What you need to do |
From the listing below, extract each entry exactly as written, minus the images.
:: Dataset extract
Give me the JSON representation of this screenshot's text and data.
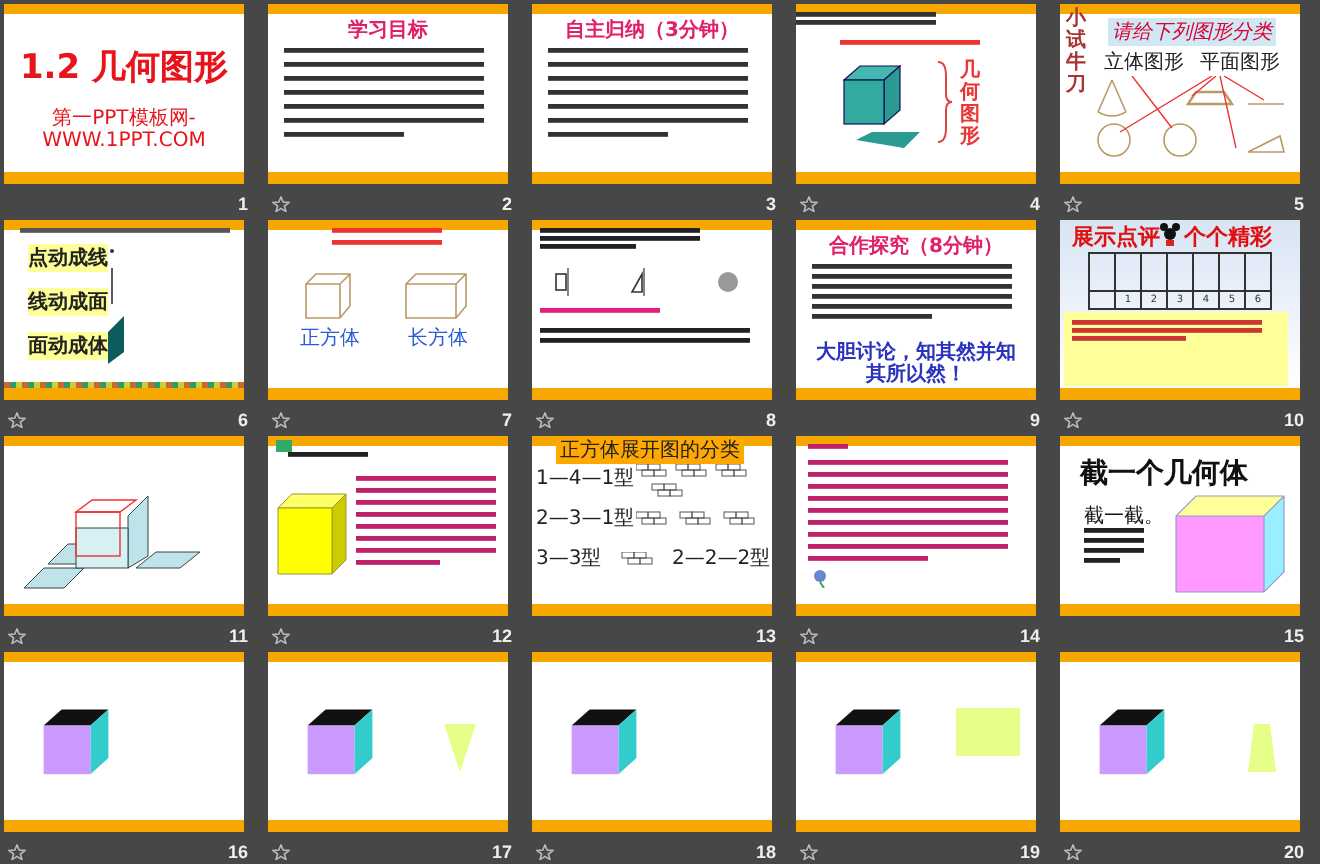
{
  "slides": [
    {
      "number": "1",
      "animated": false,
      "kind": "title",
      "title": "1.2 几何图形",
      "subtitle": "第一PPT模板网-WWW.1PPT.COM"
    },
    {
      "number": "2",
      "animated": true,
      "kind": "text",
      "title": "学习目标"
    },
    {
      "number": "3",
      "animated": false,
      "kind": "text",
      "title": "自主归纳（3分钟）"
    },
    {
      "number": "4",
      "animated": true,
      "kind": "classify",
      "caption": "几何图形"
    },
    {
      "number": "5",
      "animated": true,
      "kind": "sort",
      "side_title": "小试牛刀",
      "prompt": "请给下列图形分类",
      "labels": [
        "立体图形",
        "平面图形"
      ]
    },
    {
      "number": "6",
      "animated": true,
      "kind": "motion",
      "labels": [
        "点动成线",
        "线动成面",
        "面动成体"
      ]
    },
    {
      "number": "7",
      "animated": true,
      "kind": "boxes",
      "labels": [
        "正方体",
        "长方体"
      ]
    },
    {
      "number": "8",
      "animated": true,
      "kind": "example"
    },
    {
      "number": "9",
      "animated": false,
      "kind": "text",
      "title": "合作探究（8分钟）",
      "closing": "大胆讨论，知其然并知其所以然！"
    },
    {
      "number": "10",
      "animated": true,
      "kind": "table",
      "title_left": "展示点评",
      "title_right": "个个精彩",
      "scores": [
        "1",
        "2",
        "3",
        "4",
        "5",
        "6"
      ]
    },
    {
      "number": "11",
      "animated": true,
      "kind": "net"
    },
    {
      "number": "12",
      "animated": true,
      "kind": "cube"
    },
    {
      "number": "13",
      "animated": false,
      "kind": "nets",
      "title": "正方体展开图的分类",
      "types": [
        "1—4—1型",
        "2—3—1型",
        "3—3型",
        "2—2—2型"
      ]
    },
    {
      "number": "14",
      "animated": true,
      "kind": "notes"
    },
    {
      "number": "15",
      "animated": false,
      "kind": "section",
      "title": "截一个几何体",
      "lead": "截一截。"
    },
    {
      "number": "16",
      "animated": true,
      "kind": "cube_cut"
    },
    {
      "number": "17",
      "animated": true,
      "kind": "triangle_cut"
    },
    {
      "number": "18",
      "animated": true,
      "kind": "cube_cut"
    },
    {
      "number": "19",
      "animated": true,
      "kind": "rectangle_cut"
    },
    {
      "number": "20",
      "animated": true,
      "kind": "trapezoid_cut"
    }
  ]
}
::::
Full solution |
Give me the JSON representation of this screenshot's text and data.
{
  "slides": [
    {
      "number": "1",
      "animated": false,
      "kind": "title",
      "title": "1.2 几何图形",
      "subtitle": "第一PPT模板网-WWW.1PPT.COM"
    },
    {
      "number": "2",
      "animated": true,
      "kind": "text",
      "title": "学习目标"
    },
    {
      "number": "3",
      "animated": false,
      "kind": "text",
      "title": "自主归纳（3分钟）"
    },
    {
      "number": "4",
      "animated": true,
      "kind": "classify",
      "caption": "几何图形"
    },
    {
      "number": "5",
      "animated": true,
      "kind": "sort",
      "side_title": "小试牛刀",
      "prompt": "请给下列图形分类",
      "labels": [
        "立体图形",
        "平面图形"
      ]
    },
    {
      "number": "6",
      "animated": true,
      "kind": "motion",
      "labels": [
        "点动成线",
        "线动成面",
        "面动成体"
      ]
    },
    {
      "number": "7",
      "animated": true,
      "kind": "boxes",
      "labels": [
        "正方体",
        "长方体"
      ]
    },
    {
      "number": "8",
      "animated": true,
      "kind": "example"
    },
    {
      "number": "9",
      "animated": false,
      "kind": "text",
      "title": "合作探究（8分钟）",
      "closing": "大胆讨论，知其然并知其所以然！"
    },
    {
      "number": "10",
      "animated": true,
      "kind": "table",
      "title_left": "展示点评",
      "title_right": "个个精彩",
      "scores": [
        "1",
        "2",
        "3",
        "4",
        "5",
        "6"
      ]
    },
    {
      "number": "11",
      "animated": true,
      "kind": "net"
    },
    {
      "number": "12",
      "animated": true,
      "kind": "cube"
    },
    {
      "number": "13",
      "animated": false,
      "kind": "nets",
      "title": "正方体展开图的分类",
      "types": [
        "1—4—1型",
        "2—3—1型",
        "3—3型",
        "2—2—2型"
      ]
    },
    {
      "number": "14",
      "animated": true,
      "kind": "notes"
    },
    {
      "number": "15",
      "animated": false,
      "kind": "section",
      "title": "截一个几何体",
      "lead": "截一截。"
    },
    {
      "number": "16",
      "animated": true,
      "kind": "cube_cut"
    },
    {
      "number": "17",
      "animated": true,
      "kind": "triangle_cut"
    },
    {
      "number": "18",
      "animated": true,
      "kind": "cube_cut"
    },
    {
      "number": "19",
      "animated": true,
      "kind": "rectangle_cut"
    },
    {
      "number": "20",
      "animated": true,
      "kind": "trapezoid_cut"
    }
  ]
}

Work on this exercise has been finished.